Instructions for the task -
Transcribe the lines below verbatim, skipping the images.

Entries taken from a collection -
^^^^^^^^

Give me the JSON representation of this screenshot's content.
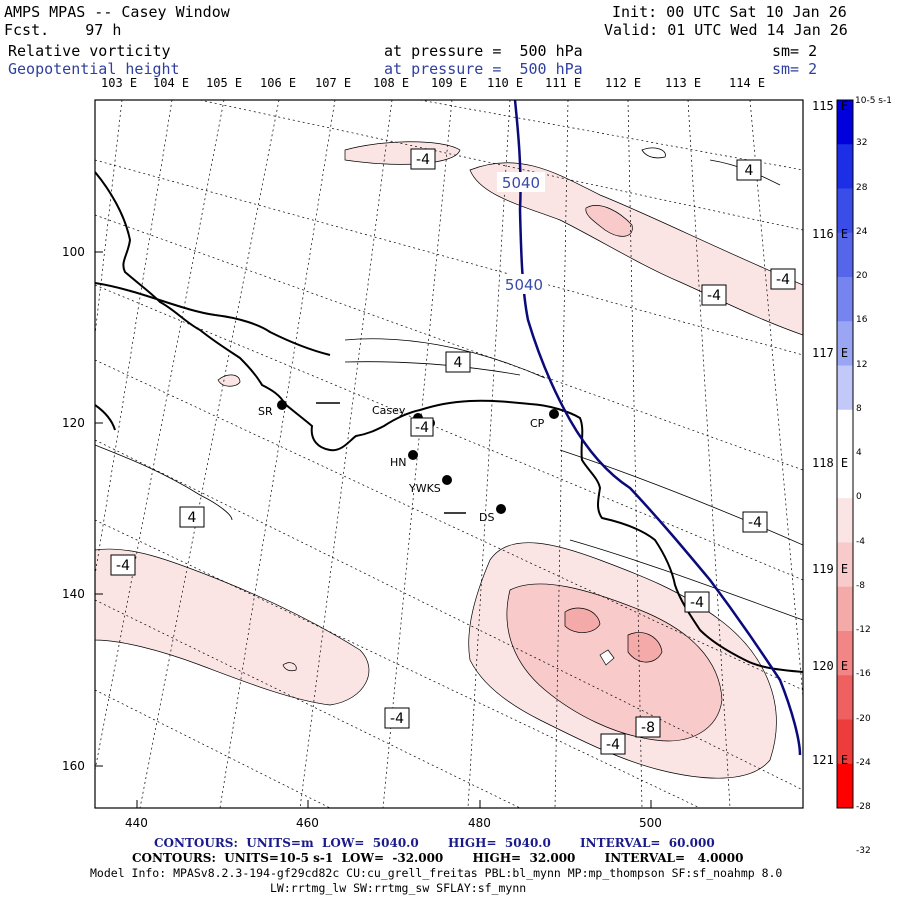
{
  "header": {
    "title": "AMPS MPAS -- Casey Window",
    "forecast": "Fcst.    97 h",
    "init": "Init: 00 UTC Sat 10 Jan 26",
    "valid": "Valid: 01 UTC Wed 14 Jan 26"
  },
  "fields": [
    {
      "name": "Relative vorticity",
      "pressure": "at pressure =  500 hPa",
      "smooth": "sm= 2",
      "color": "#000000"
    },
    {
      "name": "Geopotential height",
      "pressure": "at pressure =  500 hPa",
      "smooth": "sm= 2",
      "color": "#2f3f9f"
    }
  ],
  "longitude_labels_top": [
    "103 E",
    "104 E",
    "105 E",
    "106 E",
    "107 E",
    "108 E",
    "109 E",
    "110 E",
    "111 E",
    "112 E",
    "113 E",
    "114 E"
  ],
  "longitude_labels_right": [
    "115 E",
    "116 E",
    "117 E",
    "118 E",
    "119 E",
    "120 E",
    "121 E"
  ],
  "x_axis_ticks": [
    "440",
    "460",
    "480",
    "500"
  ],
  "y_axis_ticks": [
    "100",
    "120",
    "140",
    "160"
  ],
  "stations": [
    "SR",
    "Casey",
    "CP",
    "HN",
    "YWKS",
    "DS"
  ],
  "contour_labels": {
    "vorticity": [
      "-4",
      "4",
      "-4",
      "-4",
      "4",
      "-4",
      "4",
      "-4",
      "-4",
      "-4",
      "-4",
      "-4",
      "-8"
    ],
    "height": [
      "5040",
      "5040"
    ]
  },
  "colorbar": {
    "unit": "10-5 s-1",
    "ticks": [
      "32",
      "28",
      "24",
      "20",
      "16",
      "12",
      "8",
      "4",
      "0",
      "-4",
      "-8",
      "-12",
      "-16",
      "-20",
      "-24",
      "-28",
      "-32"
    ],
    "colors": [
      "#0000dd",
      "#1c2ee6",
      "#3b4de8",
      "#5566ea",
      "#7584ee",
      "#9aa6f3",
      "#c2c9f8",
      "#ffffff",
      "#ffffff",
      "#fbe4e4",
      "#f8caca",
      "#f5aaaa",
      "#f28686",
      "#ef6060",
      "#ec3c3c",
      "#ff0000"
    ]
  },
  "footer": {
    "line1": "CONTOURS:  UNITS=m  LOW=  5040.0       HIGH=  5040.0       INTERVAL=  60.000",
    "line2": "CONTOURS:  UNITS=10-5 s-1  LOW=  -32.000       HIGH=  32.000       INTERVAL=   4.0000",
    "line3": "Model Info: MPASv8.2.3-194-gf29cd82c CU:cu_grell_freitas PBL:bl_mynn MP:mp_thompson SF:sf_noahmp 8.0",
    "line4": "LW:rrtmg_lw SW:rrtmg_sw SFLAY:sf_mynn"
  }
}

^^^^^^^^

Response to this exercise -
Give me the JSON representation of this screenshot's content.
{
  "header": {
    "title": "AMPS MPAS -- Casey Window",
    "forecast": "Fcst.    97 h",
    "init": "Init: 00 UTC Sat 10 Jan 26",
    "valid": "Valid: 01 UTC Wed 14 Jan 26"
  },
  "fields": [
    {
      "name": "Relative vorticity",
      "pressure": "at pressure =  500 hPa",
      "smooth": "sm= 2",
      "color": "#000000"
    },
    {
      "name": "Geopotential height",
      "pressure": "at pressure =  500 hPa",
      "smooth": "sm= 2",
      "color": "#2f3f9f"
    }
  ],
  "longitude_labels_top": [
    "103 E",
    "104 E",
    "105 E",
    "106 E",
    "107 E",
    "108 E",
    "109 E",
    "110 E",
    "111 E",
    "112 E",
    "113 E",
    "114 E"
  ],
  "longitude_labels_right": [
    "115 E",
    "116 E",
    "117 E",
    "118 E",
    "119 E",
    "120 E",
    "121 E"
  ],
  "x_axis_ticks": [
    "440",
    "460",
    "480",
    "500"
  ],
  "y_axis_ticks": [
    "100",
    "120",
    "140",
    "160"
  ],
  "stations": [
    "SR",
    "Casey",
    "CP",
    "HN",
    "YWKS",
    "DS"
  ],
  "contour_labels": {
    "vorticity": [
      "-4",
      "4",
      "-4",
      "-4",
      "4",
      "-4",
      "4",
      "-4",
      "-4",
      "-4",
      "-4",
      "-4",
      "-8"
    ],
    "height": [
      "5040",
      "5040"
    ]
  },
  "colorbar": {
    "unit": "10-5 s-1",
    "ticks": [
      "32",
      "28",
      "24",
      "20",
      "16",
      "12",
      "8",
      "4",
      "0",
      "-4",
      "-8",
      "-12",
      "-16",
      "-20",
      "-24",
      "-28",
      "-32"
    ],
    "colors": [
      "#0000dd",
      "#1c2ee6",
      "#3b4de8",
      "#5566ea",
      "#7584ee",
      "#9aa6f3",
      "#c2c9f8",
      "#ffffff",
      "#ffffff",
      "#fbe4e4",
      "#f8caca",
      "#f5aaaa",
      "#f28686",
      "#ef6060",
      "#ec3c3c",
      "#ff0000"
    ]
  },
  "footer": {
    "line1": "CONTOURS:  UNITS=m  LOW=  5040.0       HIGH=  5040.0       INTERVAL=  60.000",
    "line2": "CONTOURS:  UNITS=10-5 s-1  LOW=  -32.000       HIGH=  32.000       INTERVAL=   4.0000",
    "line3": "Model Info: MPASv8.2.3-194-gf29cd82c CU:cu_grell_freitas PBL:bl_mynn MP:mp_thompson SF:sf_noahmp 8.0",
    "line4": "LW:rrtmg_lw SW:rrtmg_sw SFLAY:sf_mynn"
  }
}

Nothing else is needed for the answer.